Source data:
************

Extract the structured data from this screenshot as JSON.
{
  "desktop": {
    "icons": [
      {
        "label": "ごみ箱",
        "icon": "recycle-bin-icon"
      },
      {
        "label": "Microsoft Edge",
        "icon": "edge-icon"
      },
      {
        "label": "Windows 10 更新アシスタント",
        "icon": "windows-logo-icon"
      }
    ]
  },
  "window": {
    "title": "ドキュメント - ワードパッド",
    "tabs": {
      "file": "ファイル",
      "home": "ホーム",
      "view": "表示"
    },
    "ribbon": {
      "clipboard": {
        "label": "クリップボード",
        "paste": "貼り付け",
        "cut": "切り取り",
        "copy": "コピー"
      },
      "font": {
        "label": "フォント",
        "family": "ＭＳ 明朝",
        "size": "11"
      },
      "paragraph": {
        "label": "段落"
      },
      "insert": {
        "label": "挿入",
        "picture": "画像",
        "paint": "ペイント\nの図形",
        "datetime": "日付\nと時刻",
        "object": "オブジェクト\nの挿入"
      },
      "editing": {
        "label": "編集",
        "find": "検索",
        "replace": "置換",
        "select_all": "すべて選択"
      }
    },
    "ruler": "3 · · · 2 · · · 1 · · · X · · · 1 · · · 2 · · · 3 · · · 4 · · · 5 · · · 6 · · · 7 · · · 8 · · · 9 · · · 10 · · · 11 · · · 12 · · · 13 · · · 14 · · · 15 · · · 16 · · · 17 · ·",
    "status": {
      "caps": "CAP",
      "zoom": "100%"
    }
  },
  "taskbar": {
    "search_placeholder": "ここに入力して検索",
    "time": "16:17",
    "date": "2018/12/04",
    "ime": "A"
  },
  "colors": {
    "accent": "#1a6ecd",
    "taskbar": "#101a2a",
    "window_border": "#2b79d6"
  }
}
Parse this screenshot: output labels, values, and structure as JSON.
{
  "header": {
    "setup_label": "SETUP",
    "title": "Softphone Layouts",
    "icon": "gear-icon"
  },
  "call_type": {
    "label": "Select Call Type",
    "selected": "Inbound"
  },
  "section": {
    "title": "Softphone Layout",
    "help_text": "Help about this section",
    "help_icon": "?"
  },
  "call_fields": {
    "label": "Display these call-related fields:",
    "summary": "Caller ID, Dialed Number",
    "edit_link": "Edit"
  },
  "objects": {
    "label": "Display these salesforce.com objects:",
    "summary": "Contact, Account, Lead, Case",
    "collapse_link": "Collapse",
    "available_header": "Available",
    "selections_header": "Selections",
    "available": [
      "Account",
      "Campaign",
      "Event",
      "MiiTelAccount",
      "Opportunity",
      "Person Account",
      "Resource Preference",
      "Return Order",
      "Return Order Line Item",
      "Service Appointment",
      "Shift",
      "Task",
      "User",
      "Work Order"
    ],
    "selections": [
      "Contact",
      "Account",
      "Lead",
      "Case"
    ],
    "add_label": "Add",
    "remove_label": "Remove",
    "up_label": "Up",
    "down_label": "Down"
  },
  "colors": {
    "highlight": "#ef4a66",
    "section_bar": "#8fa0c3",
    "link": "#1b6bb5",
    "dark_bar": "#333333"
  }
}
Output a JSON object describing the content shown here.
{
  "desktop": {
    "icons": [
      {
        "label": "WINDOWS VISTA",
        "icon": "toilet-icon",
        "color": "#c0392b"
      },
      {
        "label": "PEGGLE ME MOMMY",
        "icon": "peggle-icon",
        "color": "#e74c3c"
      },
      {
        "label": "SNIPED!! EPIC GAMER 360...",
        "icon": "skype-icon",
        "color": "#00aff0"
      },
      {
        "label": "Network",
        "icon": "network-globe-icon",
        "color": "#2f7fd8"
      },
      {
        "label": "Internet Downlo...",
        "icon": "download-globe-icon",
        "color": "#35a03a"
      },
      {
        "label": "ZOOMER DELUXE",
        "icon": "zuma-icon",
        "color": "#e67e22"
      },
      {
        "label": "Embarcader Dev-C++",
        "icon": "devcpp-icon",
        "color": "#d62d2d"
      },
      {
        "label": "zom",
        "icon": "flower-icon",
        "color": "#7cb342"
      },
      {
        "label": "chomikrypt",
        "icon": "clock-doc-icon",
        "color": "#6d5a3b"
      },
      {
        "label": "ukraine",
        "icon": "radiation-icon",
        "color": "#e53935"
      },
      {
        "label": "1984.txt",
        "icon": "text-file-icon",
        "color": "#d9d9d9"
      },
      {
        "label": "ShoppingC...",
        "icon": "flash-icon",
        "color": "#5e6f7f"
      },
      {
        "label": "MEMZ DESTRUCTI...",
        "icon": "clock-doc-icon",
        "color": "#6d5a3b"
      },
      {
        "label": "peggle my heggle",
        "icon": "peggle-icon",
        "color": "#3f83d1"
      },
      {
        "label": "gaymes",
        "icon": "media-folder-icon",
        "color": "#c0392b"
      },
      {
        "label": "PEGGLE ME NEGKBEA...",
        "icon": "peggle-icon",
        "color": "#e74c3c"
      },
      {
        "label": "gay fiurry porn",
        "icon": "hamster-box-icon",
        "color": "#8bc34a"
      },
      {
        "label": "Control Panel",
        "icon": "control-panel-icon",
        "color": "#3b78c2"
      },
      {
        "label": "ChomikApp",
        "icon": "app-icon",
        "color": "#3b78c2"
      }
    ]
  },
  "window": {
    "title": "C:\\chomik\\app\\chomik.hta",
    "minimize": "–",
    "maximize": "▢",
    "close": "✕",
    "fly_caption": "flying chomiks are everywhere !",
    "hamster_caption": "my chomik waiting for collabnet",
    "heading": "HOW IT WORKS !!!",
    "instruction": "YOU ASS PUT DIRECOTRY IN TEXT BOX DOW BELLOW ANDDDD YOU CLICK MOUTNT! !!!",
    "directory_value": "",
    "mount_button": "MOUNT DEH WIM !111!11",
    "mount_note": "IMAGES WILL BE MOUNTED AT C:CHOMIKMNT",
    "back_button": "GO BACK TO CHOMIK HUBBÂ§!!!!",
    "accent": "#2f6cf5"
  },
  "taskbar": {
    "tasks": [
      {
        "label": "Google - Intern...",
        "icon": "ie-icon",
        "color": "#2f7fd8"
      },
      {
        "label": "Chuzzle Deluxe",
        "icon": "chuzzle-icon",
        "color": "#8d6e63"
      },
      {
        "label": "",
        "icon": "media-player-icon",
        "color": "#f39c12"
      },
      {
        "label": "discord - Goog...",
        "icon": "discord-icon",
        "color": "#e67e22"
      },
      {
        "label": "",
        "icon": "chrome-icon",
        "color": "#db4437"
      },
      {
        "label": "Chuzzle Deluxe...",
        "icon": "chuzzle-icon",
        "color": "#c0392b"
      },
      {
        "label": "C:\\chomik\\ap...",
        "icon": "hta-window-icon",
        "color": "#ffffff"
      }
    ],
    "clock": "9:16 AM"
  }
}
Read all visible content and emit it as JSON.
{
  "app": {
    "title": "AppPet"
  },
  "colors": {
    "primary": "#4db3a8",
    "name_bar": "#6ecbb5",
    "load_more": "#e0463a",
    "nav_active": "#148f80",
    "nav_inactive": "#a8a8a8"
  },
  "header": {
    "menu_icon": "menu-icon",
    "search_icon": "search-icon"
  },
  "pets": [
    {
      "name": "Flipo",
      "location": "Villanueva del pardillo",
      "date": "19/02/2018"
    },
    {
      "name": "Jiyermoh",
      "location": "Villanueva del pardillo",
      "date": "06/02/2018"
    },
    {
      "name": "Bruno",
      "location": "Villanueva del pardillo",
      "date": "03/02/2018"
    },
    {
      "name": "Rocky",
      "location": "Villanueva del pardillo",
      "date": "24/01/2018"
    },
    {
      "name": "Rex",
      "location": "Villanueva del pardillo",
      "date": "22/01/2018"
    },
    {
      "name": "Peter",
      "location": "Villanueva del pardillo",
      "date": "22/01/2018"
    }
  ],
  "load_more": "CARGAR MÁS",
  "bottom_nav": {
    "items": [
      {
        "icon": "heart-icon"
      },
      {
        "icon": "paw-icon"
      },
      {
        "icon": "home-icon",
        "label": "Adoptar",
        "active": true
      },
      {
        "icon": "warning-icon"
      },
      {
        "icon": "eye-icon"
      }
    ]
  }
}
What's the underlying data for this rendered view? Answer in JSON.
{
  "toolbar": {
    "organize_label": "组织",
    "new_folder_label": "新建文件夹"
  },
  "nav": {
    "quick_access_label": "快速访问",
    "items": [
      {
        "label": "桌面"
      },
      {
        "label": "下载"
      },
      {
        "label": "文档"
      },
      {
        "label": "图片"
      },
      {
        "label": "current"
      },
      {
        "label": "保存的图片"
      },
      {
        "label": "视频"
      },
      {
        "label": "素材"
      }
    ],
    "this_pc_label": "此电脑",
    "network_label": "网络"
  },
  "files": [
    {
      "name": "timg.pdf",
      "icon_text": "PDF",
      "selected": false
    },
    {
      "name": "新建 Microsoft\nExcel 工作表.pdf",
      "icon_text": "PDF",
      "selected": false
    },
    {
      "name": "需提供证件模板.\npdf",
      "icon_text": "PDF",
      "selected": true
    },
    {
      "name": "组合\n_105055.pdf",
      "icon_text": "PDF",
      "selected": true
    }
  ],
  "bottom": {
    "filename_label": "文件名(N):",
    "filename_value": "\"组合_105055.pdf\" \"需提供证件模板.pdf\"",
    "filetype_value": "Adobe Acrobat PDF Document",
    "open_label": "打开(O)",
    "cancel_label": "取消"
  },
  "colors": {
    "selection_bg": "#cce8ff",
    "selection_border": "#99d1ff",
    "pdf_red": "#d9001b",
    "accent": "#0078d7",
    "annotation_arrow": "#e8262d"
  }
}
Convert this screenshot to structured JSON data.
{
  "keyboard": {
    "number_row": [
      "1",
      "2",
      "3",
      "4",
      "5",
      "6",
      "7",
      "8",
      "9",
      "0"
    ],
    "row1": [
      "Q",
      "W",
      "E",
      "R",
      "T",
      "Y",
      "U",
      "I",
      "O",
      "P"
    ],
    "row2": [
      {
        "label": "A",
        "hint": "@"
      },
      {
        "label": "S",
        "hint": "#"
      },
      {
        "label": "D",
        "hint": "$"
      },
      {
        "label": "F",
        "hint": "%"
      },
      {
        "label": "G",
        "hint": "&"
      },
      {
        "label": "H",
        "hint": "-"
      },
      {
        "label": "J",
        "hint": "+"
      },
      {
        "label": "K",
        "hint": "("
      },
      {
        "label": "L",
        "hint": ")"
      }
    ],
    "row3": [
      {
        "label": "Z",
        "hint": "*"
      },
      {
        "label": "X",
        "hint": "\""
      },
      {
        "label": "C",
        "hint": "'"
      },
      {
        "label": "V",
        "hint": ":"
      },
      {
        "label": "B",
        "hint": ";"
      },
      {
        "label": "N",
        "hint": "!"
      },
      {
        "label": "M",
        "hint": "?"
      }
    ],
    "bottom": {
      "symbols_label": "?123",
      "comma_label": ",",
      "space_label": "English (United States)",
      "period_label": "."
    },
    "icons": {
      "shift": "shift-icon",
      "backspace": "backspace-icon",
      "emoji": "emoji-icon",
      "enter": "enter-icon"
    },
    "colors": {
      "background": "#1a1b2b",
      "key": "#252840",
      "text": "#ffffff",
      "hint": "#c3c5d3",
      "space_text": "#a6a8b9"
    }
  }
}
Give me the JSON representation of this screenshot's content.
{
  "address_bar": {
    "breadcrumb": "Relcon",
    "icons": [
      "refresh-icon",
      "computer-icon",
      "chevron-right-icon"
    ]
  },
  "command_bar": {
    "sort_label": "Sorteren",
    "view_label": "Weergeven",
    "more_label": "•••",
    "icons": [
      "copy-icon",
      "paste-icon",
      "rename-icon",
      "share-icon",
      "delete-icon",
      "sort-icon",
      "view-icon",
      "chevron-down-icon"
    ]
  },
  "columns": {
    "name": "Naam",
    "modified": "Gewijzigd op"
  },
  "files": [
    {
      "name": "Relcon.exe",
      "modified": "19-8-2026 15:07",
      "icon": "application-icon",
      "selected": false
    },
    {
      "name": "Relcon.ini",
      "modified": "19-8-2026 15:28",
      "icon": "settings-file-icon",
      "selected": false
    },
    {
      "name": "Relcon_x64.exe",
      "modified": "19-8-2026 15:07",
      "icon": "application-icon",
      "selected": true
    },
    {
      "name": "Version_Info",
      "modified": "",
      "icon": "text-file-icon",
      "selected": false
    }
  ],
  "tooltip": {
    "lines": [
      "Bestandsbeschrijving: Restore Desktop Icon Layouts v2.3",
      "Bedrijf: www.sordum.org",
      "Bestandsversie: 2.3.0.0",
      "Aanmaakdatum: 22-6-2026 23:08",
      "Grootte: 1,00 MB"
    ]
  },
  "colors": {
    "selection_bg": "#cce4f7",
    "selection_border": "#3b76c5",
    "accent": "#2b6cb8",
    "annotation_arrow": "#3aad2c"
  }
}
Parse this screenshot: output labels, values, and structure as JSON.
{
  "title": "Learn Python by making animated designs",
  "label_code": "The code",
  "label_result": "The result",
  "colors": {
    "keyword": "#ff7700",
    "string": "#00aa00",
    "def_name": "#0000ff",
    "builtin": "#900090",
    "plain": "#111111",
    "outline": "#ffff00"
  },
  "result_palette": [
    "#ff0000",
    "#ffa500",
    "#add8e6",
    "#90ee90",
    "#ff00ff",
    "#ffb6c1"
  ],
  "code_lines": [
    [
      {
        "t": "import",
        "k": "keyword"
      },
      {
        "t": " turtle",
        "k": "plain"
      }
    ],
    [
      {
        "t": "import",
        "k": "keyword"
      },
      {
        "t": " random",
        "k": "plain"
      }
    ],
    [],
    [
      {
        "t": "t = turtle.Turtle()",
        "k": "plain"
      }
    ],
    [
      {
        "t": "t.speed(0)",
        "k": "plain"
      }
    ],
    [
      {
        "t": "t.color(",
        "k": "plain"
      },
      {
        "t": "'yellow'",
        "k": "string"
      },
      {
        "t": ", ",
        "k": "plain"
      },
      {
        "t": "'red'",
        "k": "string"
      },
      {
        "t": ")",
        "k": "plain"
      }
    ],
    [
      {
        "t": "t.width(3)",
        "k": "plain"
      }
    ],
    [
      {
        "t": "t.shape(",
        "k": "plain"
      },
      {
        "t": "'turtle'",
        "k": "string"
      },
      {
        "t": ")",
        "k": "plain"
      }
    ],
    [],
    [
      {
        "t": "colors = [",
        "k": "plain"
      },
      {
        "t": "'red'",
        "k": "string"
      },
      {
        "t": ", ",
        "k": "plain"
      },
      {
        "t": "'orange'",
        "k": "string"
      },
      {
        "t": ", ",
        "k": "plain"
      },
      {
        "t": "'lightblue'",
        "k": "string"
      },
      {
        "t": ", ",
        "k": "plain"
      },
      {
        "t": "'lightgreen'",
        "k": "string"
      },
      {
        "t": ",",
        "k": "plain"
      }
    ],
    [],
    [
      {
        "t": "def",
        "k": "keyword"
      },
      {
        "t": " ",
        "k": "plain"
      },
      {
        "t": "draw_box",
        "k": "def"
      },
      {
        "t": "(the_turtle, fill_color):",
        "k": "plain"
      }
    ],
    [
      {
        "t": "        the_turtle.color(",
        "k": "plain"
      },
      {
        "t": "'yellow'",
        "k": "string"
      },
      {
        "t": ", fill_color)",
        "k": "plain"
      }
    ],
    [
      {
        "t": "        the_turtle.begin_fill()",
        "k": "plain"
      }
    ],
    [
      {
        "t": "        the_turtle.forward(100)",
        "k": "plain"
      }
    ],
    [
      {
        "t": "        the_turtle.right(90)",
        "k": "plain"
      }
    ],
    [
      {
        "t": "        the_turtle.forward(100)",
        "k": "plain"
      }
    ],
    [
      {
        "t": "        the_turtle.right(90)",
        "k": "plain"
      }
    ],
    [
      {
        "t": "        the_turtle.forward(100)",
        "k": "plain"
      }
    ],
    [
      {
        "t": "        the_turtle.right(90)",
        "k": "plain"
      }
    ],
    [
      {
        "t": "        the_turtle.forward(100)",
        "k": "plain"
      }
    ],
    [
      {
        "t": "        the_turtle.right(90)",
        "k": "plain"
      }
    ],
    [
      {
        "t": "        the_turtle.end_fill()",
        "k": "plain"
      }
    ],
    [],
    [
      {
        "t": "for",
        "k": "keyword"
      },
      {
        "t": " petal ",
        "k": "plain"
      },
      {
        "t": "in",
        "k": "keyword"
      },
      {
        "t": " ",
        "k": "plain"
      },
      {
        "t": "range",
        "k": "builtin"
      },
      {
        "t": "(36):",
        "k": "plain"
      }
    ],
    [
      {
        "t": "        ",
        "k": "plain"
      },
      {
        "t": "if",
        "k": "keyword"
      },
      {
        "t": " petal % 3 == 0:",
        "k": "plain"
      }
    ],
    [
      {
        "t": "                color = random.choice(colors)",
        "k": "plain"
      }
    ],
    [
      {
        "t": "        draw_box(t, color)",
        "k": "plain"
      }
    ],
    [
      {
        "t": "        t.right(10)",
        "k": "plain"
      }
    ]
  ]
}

************

Task instructions: Return every line of the preceding records in which the word "discord" appears.

Finished answer:
        "label": "discord - Goog...",
        "icon": "discord-icon",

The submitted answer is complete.